**Provided information:**

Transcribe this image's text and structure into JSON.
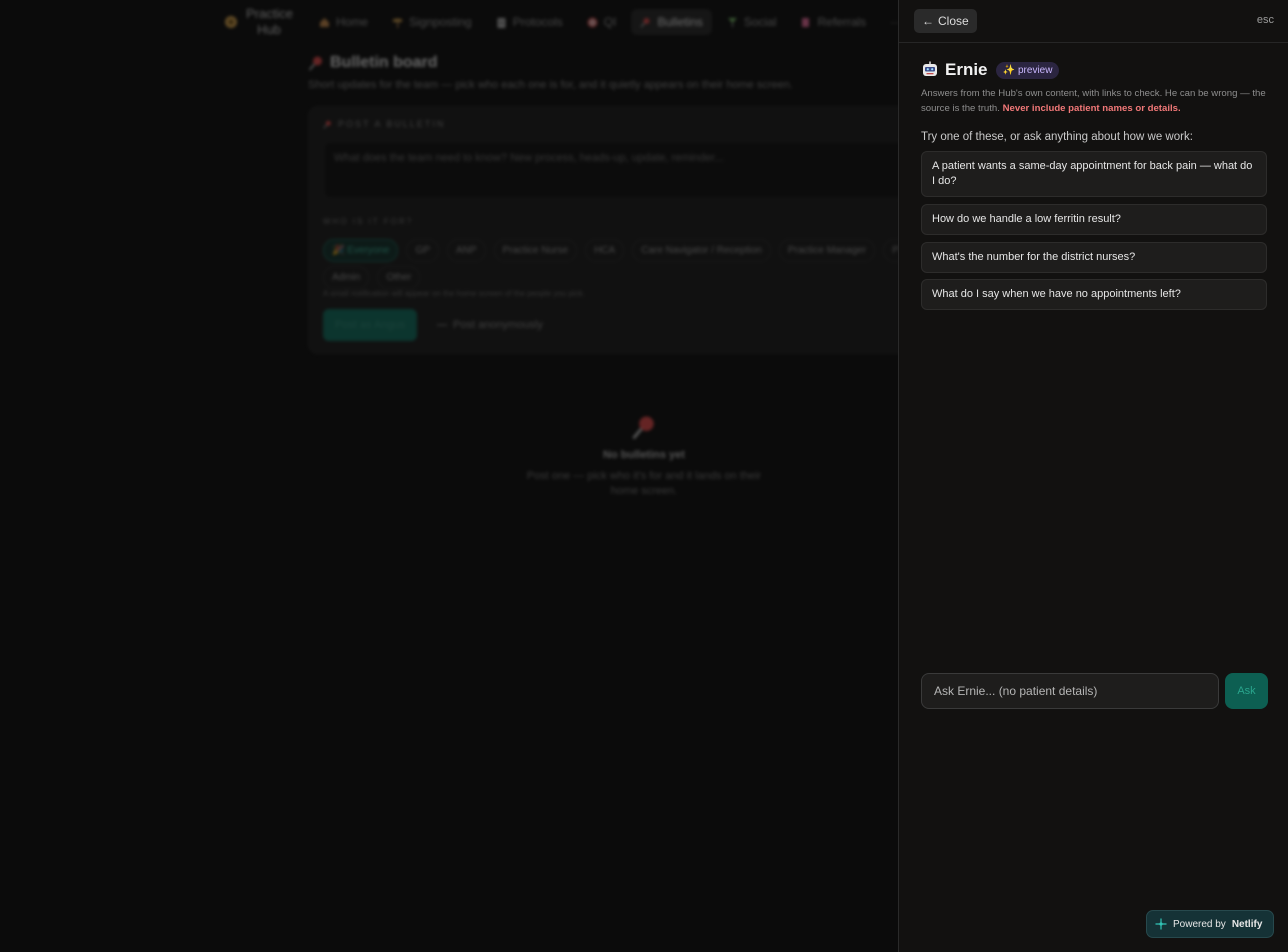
{
  "background": {
    "nav": {
      "brand": "Practice Hub",
      "brand_line1": "Practice",
      "brand_line2": "Hub",
      "items": [
        {
          "label": "Home",
          "icon": "house-icon"
        },
        {
          "label": "Signposting",
          "icon": "signpost-icon"
        },
        {
          "label": "Protocols",
          "icon": "clipboard-icon"
        },
        {
          "label": "QI",
          "icon": "target-icon"
        },
        {
          "label": "Bulletins",
          "icon": "pushpin-icon",
          "active": true
        },
        {
          "label": "Social",
          "icon": "drink-icon"
        },
        {
          "label": "Referrals",
          "icon": "paper-icon"
        }
      ],
      "more": "···"
    },
    "board": {
      "title": "Bulletin board",
      "subtitle": "Short updates for the team — pick who each one is for, and it quietly appears on their home screen."
    },
    "post": {
      "label": "POST A BULLETIN",
      "placeholder": "What does the team need to know? New process, heads-up, update, reminder...",
      "who_label": "WHO IS IT FOR?",
      "audiences_row1": [
        "Everyone",
        "GP",
        "ANP",
        "Practice Nurse",
        "HCA",
        "Care Navigator / Reception",
        "Practice Manager",
        "Pharmacist"
      ],
      "audiences_row2": [
        "Admin",
        "Other"
      ],
      "selected_audience": "Everyone",
      "notify_note": "A small notification will appear on the home screen of the people you pick.",
      "post_button": "Post as Angus",
      "anon_label": "Post anonymously"
    },
    "empty": {
      "title": "No bulletins yet",
      "subtitle": "Post one — pick who it's for and it lands on their home screen."
    }
  },
  "panel": {
    "close_label": "Close",
    "esc_hint": "esc",
    "assistant_name": "Ernie",
    "badge": "preview",
    "disclaimer": "Answers from the Hub's own content, with links to check. He can be wrong — the source is the truth.",
    "warning": "Never include patient names or details.",
    "try_label": "Try one of these, or ask anything about how we work:",
    "suggestions": [
      "A patient wants a same-day appointment for back pain — what do I do?",
      "How do we handle a low ferritin result?",
      "What's the number for the district nurses?",
      "What do I say when we have no appointments left?"
    ],
    "input_placeholder": "Ask Ernie... (no patient details)",
    "ask_label": "Ask"
  },
  "footer": {
    "powered_by": "Powered by",
    "brand": "Netlify"
  },
  "colors": {
    "accent": "#0d5f52",
    "warning": "#f17878",
    "badge_bg": "#2b2540"
  }
}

**Given instruction:** Skip the pictures and print each record exactly as it stands.

**Answer to this exercise:**
Transcribe this image's text and structure into JSON.
{
  "background": {
    "nav": {
      "brand": "Practice Hub",
      "brand_line1": "Practice",
      "brand_line2": "Hub",
      "items": [
        {
          "label": "Home",
          "icon": "house-icon"
        },
        {
          "label": "Signposting",
          "icon": "signpost-icon"
        },
        {
          "label": "Protocols",
          "icon": "clipboard-icon"
        },
        {
          "label": "QI",
          "icon": "target-icon"
        },
        {
          "label": "Bulletins",
          "icon": "pushpin-icon",
          "active": true
        },
        {
          "label": "Social",
          "icon": "drink-icon"
        },
        {
          "label": "Referrals",
          "icon": "paper-icon"
        }
      ],
      "more": "···"
    },
    "board": {
      "title": "Bulletin board",
      "subtitle": "Short updates for the team — pick who each one is for, and it quietly appears on their home screen."
    },
    "post": {
      "label": "POST A BULLETIN",
      "placeholder": "What does the team need to know? New process, heads-up, update, reminder...",
      "who_label": "WHO IS IT FOR?",
      "audiences_row1": [
        "Everyone",
        "GP",
        "ANP",
        "Practice Nurse",
        "HCA",
        "Care Navigator / Reception",
        "Practice Manager",
        "Pharmacist"
      ],
      "audiences_row2": [
        "Admin",
        "Other"
      ],
      "selected_audience": "Everyone",
      "notify_note": "A small notification will appear on the home screen of the people you pick.",
      "post_button": "Post as Angus",
      "anon_label": "Post anonymously"
    },
    "empty": {
      "title": "No bulletins yet",
      "subtitle": "Post one — pick who it's for and it lands on their home screen."
    }
  },
  "panel": {
    "close_label": "Close",
    "esc_hint": "esc",
    "assistant_name": "Ernie",
    "badge": "preview",
    "disclaimer": "Answers from the Hub's own content, with links to check. He can be wrong — the source is the truth.",
    "warning": "Never include patient names or details.",
    "try_label": "Try one of these, or ask anything about how we work:",
    "suggestions": [
      "A patient wants a same-day appointment for back pain — what do I do?",
      "How do we handle a low ferritin result?",
      "What's the number for the district nurses?",
      "What do I say when we have no appointments left?"
    ],
    "input_placeholder": "Ask Ernie... (no patient details)",
    "ask_label": "Ask"
  },
  "footer": {
    "powered_by": "Powered by",
    "brand": "Netlify"
  },
  "colors": {
    "accent": "#0d5f52",
    "warning": "#f17878",
    "badge_bg": "#2b2540"
  }
}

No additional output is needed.